▶ GIVEN INSTRUCTION
Gather, from the data below, each line in which the word "Delivery" occurs.

[Lines of data]
========================================

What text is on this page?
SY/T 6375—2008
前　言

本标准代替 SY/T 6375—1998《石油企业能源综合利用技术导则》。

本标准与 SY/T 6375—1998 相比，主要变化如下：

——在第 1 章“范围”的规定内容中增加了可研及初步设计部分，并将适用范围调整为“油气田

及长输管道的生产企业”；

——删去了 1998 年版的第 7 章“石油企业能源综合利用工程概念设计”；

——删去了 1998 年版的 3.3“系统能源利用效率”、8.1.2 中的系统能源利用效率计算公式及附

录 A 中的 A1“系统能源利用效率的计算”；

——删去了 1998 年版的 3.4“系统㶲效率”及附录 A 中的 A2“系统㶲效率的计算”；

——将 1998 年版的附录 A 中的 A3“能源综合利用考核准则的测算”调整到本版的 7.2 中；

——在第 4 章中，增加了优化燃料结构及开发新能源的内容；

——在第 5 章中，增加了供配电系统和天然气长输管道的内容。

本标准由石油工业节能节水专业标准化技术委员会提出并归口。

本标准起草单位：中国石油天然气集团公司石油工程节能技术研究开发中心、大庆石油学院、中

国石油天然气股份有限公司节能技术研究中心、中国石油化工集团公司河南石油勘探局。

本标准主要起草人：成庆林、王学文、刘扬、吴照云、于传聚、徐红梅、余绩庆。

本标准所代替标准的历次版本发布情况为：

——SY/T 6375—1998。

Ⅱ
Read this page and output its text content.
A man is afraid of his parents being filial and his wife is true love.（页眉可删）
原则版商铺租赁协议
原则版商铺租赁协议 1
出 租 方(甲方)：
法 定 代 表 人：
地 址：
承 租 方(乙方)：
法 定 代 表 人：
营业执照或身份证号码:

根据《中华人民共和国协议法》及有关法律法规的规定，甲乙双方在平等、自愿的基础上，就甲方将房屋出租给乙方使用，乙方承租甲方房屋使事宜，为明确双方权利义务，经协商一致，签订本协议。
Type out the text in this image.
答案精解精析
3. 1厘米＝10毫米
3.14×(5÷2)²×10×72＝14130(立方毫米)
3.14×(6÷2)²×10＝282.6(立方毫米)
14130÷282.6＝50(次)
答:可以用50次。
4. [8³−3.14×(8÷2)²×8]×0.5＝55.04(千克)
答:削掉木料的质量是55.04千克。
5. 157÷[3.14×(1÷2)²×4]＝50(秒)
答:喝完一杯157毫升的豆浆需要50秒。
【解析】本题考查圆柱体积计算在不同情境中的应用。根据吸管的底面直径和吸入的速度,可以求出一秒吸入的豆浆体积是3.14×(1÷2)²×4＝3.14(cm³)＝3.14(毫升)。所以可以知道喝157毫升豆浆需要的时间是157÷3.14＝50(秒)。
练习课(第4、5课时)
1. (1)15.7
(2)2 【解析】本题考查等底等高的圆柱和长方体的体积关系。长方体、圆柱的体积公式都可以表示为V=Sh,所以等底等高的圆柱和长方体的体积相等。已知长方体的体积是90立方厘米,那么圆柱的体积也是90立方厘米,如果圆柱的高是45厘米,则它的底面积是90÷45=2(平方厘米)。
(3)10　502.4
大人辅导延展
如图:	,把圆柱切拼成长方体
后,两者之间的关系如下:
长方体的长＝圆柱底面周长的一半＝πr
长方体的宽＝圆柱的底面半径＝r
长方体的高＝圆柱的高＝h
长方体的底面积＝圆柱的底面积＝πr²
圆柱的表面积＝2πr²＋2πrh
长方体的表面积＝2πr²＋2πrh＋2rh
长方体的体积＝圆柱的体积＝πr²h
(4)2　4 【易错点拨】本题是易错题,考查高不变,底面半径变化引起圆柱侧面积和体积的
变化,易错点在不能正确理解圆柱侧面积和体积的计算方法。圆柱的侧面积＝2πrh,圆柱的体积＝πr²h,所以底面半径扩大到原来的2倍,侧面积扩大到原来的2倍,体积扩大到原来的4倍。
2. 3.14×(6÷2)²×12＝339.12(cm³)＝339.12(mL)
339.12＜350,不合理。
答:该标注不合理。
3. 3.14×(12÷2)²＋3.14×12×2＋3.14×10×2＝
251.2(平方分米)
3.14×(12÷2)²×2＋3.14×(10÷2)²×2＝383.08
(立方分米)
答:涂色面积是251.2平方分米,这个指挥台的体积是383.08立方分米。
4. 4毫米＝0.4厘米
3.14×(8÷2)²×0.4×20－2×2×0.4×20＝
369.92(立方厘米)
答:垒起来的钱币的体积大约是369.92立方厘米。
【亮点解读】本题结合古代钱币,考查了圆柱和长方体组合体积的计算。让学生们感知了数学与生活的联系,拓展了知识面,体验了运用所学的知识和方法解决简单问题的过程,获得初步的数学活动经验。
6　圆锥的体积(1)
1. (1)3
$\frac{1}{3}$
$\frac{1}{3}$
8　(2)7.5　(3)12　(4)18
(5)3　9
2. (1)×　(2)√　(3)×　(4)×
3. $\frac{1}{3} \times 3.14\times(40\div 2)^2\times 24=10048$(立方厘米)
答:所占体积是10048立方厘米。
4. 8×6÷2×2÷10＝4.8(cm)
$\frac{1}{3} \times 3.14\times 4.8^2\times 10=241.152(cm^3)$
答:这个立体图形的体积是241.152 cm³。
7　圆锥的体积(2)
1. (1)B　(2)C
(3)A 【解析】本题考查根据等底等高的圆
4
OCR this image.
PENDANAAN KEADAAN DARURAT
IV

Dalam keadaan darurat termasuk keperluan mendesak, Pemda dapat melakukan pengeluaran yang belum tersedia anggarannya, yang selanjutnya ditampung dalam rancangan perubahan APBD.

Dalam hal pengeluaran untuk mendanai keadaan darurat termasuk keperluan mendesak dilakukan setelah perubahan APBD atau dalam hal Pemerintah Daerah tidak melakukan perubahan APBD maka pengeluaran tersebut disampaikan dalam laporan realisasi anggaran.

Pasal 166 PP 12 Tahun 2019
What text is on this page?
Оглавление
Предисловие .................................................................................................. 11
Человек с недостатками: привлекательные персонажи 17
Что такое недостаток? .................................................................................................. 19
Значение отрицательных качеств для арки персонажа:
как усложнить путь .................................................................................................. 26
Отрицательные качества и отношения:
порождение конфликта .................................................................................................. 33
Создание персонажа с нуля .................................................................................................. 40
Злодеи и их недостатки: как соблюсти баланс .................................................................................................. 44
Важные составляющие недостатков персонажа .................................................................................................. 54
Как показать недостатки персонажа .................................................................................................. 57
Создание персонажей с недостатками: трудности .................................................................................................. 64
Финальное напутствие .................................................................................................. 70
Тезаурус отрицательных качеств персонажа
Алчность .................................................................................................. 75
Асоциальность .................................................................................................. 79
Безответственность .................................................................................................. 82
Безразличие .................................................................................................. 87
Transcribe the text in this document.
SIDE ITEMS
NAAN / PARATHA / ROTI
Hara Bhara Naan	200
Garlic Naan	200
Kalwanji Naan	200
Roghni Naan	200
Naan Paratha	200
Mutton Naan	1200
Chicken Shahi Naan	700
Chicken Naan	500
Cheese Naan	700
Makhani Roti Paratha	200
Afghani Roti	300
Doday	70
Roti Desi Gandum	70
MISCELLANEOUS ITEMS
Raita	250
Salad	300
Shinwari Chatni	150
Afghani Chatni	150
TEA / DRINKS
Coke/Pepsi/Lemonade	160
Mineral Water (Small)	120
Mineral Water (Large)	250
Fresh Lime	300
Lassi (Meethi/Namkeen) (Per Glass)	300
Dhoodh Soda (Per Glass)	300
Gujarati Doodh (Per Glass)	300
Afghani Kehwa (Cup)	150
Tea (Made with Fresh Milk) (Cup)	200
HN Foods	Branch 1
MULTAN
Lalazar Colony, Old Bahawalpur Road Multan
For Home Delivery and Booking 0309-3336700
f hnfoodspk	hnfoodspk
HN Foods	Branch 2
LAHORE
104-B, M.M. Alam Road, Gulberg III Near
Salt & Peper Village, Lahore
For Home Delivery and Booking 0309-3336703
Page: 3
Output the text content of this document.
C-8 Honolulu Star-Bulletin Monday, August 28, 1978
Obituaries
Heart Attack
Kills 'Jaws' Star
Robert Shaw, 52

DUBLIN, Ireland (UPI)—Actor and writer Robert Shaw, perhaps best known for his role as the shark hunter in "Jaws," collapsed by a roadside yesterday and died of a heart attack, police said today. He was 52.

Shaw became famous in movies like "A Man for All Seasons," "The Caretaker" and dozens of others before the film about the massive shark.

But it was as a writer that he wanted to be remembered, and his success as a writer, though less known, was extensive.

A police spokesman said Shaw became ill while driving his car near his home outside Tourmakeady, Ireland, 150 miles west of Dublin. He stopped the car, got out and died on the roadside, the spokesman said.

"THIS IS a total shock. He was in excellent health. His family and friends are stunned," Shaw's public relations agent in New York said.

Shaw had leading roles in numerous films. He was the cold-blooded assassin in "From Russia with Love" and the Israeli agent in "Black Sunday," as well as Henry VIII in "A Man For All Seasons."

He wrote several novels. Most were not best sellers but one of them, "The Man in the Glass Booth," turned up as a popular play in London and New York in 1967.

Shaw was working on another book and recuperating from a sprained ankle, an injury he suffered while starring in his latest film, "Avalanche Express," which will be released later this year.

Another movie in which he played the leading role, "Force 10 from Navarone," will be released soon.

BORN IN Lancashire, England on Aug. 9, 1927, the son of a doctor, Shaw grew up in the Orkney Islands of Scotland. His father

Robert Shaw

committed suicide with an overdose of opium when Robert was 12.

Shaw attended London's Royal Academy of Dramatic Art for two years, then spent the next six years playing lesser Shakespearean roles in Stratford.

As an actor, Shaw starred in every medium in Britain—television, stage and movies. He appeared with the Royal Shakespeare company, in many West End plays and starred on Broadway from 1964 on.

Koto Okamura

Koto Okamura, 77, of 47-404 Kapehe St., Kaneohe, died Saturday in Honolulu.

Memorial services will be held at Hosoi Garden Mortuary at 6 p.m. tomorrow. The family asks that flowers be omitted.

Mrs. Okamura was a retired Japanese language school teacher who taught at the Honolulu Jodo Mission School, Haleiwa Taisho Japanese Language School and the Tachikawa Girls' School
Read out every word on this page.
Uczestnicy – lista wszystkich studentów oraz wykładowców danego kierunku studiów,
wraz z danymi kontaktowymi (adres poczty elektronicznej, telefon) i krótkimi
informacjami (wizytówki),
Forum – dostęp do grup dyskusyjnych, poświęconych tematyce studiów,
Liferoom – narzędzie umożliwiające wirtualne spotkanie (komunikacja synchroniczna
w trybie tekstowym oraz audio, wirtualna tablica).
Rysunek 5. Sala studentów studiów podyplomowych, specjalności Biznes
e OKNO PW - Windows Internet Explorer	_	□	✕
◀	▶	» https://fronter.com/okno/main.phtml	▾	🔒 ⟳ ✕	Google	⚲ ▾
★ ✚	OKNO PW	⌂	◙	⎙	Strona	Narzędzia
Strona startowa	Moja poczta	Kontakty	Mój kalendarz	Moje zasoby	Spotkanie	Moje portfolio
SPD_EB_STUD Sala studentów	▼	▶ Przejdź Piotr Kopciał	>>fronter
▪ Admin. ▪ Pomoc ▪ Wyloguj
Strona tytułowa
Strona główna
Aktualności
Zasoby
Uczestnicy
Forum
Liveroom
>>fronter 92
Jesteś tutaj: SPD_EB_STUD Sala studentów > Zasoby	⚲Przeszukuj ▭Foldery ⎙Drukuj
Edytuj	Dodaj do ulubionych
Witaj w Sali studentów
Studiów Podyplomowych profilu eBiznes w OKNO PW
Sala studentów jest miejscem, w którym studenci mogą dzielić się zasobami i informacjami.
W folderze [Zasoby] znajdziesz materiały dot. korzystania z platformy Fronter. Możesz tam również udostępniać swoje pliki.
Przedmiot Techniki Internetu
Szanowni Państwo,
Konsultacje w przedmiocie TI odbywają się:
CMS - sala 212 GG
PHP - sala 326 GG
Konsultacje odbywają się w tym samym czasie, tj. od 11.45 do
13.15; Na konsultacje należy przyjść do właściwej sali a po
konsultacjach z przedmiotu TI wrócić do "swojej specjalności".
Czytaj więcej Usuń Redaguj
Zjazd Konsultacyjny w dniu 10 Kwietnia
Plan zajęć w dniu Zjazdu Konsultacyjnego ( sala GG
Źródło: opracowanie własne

========================================

▶ TASK RESPONSE
For Home Delivery and Booking 0309-3336700
For Home Delivery and Booking 0309-3336703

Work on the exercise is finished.